_Written task_
In the entries that follow, identify the line containing "Convert this screenshot" and return it together with all later lines, exactly as they appear.

_Listed entries_
** BEGIN **

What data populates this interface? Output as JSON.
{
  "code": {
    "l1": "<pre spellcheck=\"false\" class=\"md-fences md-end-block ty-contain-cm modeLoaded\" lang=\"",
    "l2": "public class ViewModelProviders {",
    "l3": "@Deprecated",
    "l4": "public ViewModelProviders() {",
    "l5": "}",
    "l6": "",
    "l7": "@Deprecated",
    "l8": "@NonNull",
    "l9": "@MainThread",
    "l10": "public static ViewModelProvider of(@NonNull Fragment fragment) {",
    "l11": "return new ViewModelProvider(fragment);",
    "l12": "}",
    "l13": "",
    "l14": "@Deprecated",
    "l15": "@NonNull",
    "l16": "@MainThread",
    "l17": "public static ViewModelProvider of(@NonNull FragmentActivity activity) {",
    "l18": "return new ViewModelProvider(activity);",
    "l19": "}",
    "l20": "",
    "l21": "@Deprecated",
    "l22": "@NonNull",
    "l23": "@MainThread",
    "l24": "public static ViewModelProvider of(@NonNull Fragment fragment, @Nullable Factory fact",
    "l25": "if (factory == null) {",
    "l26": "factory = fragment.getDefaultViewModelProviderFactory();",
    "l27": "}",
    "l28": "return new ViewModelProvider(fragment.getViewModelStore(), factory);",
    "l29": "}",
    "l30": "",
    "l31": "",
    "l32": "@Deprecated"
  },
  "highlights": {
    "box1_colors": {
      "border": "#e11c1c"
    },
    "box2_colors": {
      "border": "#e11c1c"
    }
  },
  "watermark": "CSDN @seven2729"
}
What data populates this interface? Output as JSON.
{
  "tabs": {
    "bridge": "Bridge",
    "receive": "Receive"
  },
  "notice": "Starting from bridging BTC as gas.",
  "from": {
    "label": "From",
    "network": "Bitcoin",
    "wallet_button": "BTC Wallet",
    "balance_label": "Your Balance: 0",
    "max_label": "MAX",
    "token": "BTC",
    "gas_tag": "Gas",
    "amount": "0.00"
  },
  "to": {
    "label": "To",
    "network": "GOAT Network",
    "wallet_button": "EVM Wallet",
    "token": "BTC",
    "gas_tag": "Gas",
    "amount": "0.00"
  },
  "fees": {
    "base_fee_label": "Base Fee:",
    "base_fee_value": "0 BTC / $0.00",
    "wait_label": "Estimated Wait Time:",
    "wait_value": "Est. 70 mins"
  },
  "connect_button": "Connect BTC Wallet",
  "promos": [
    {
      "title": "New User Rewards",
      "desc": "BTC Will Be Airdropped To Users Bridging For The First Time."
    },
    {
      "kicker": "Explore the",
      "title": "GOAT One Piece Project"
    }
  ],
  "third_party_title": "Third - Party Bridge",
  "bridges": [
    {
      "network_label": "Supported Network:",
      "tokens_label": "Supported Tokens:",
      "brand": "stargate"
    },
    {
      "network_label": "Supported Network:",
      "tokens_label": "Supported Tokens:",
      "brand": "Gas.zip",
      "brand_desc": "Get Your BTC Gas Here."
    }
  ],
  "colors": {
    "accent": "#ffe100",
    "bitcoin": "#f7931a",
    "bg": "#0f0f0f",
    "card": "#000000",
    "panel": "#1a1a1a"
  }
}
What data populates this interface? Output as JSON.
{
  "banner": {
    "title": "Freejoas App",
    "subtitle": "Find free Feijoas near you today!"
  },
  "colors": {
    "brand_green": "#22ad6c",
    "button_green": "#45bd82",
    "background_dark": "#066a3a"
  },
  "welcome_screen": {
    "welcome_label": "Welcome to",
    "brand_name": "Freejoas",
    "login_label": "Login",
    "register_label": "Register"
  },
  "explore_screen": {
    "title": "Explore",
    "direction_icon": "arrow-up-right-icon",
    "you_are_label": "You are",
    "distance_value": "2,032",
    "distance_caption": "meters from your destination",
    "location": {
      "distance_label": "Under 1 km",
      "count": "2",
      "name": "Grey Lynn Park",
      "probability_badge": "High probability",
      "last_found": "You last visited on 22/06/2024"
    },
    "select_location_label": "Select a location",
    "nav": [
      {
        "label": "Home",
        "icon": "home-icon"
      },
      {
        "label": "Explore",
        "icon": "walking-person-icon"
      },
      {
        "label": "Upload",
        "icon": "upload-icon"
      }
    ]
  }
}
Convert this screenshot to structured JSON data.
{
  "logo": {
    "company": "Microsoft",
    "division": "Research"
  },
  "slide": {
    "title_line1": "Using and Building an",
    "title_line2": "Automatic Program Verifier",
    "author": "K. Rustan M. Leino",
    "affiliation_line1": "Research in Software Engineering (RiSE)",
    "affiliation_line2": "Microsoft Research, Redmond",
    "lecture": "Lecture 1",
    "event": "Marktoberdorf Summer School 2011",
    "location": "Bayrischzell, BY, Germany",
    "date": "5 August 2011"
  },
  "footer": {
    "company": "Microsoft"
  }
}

** END **

_Full response_
Convert this screenshot to structured JSON data.
{
  "logo": {
    "company": "Microsoft",
    "division": "Research"
  },
  "slide": {
    "title_line1": "Using and Building an",
    "title_line2": "Automatic Program Verifier",
    "author": "K. Rustan M. Leino",
    "affiliation_line1": "Research in Software Engineering (RiSE)",
    "affiliation_line2": "Microsoft Research, Redmond",
    "lecture": "Lecture 1",
    "event": "Marktoberdorf Summer School 2011",
    "location": "Bayrischzell, BY, Germany",
    "date": "5 August 2011"
  },
  "footer": {
    "company": "Microsoft"
  }
}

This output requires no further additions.